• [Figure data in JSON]
..........

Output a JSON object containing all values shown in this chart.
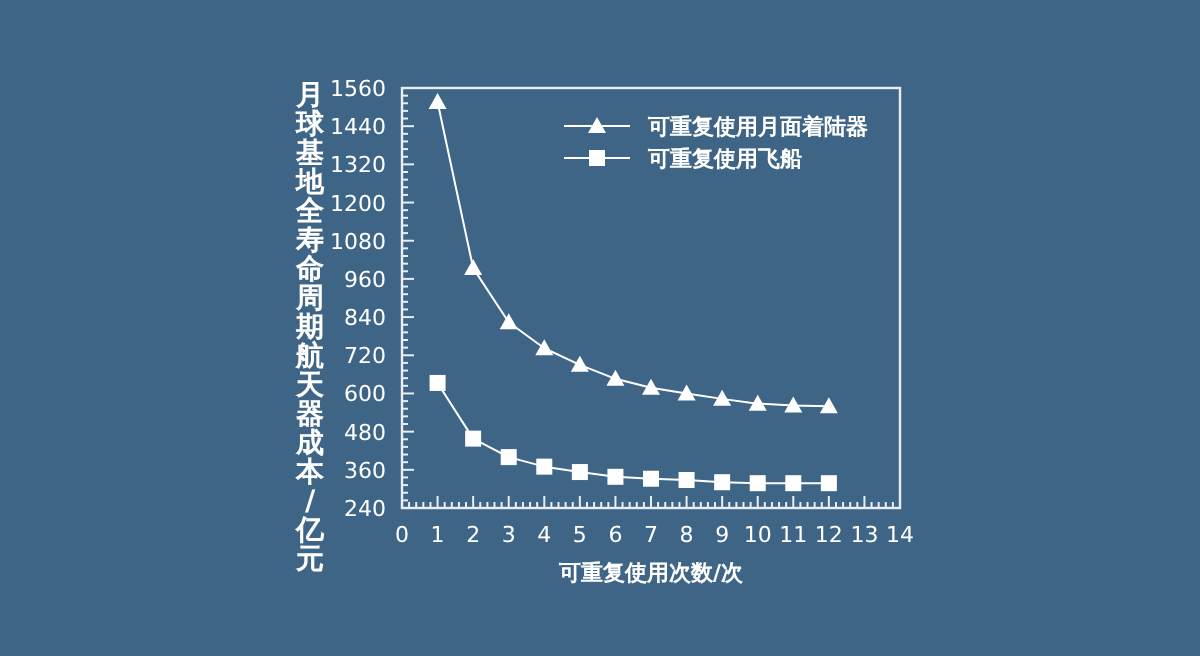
{
  "chart_data": {
    "type": "line",
    "xlabel": "可重复使用次数/次",
    "ylabel": "月球基地全寿命周期航天器成本/亿元",
    "x": [
      1,
      2,
      3,
      4,
      5,
      6,
      7,
      8,
      9,
      10,
      11,
      12
    ],
    "series": [
      {
        "name": "可重复使用月面着陆器",
        "color": "#ffffff",
        "marker": "triangle",
        "values": [
          1516,
          994,
          824,
          742,
          690,
          646,
          618,
          600,
          583,
          568,
          562,
          560
        ]
      },
      {
        "name": "可重复使用飞船",
        "color": "#ffffff",
        "marker": "square",
        "values": [
          633,
          458,
          400,
          370,
          353,
          338,
          332,
          328,
          321,
          318,
          318,
          318
        ]
      }
    ],
    "xlim": [
      0,
      14
    ],
    "xticks": [
      0,
      1,
      2,
      3,
      4,
      5,
      6,
      7,
      8,
      9,
      10,
      11,
      12,
      13,
      14
    ],
    "ylim": [
      240,
      1560
    ],
    "yticks": [
      240,
      360,
      480,
      600,
      720,
      840,
      960,
      1080,
      1200,
      1320,
      1440,
      1560
    ],
    "grid": false,
    "legend": "top",
    "line_style": "solid"
  }
}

..........

• [SET EXERCISE]
In the copy, include all records verbatim but no images.

• [FULL ANSWER]
Output a JSON object containing all values shown in this chart.
{
  "chart_data": {
    "type": "line",
    "xlabel": "可重复使用次数/次",
    "ylabel": "月球基地全寿命周期航天器成本/亿元",
    "x": [
      1,
      2,
      3,
      4,
      5,
      6,
      7,
      8,
      9,
      10,
      11,
      12
    ],
    "series": [
      {
        "name": "可重复使用月面着陆器",
        "color": "#ffffff",
        "marker": "triangle",
        "values": [
          1516,
          994,
          824,
          742,
          690,
          646,
          618,
          600,
          583,
          568,
          562,
          560
        ]
      },
      {
        "name": "可重复使用飞船",
        "color": "#ffffff",
        "marker": "square",
        "values": [
          633,
          458,
          400,
          370,
          353,
          338,
          332,
          328,
          321,
          318,
          318,
          318
        ]
      }
    ],
    "xlim": [
      0,
      14
    ],
    "xticks": [
      0,
      1,
      2,
      3,
      4,
      5,
      6,
      7,
      8,
      9,
      10,
      11,
      12,
      13,
      14
    ],
    "ylim": [
      240,
      1560
    ],
    "yticks": [
      240,
      360,
      480,
      600,
      720,
      840,
      960,
      1080,
      1200,
      1320,
      1440,
      1560
    ],
    "grid": false,
    "legend": "top",
    "line_style": "solid"
  }
}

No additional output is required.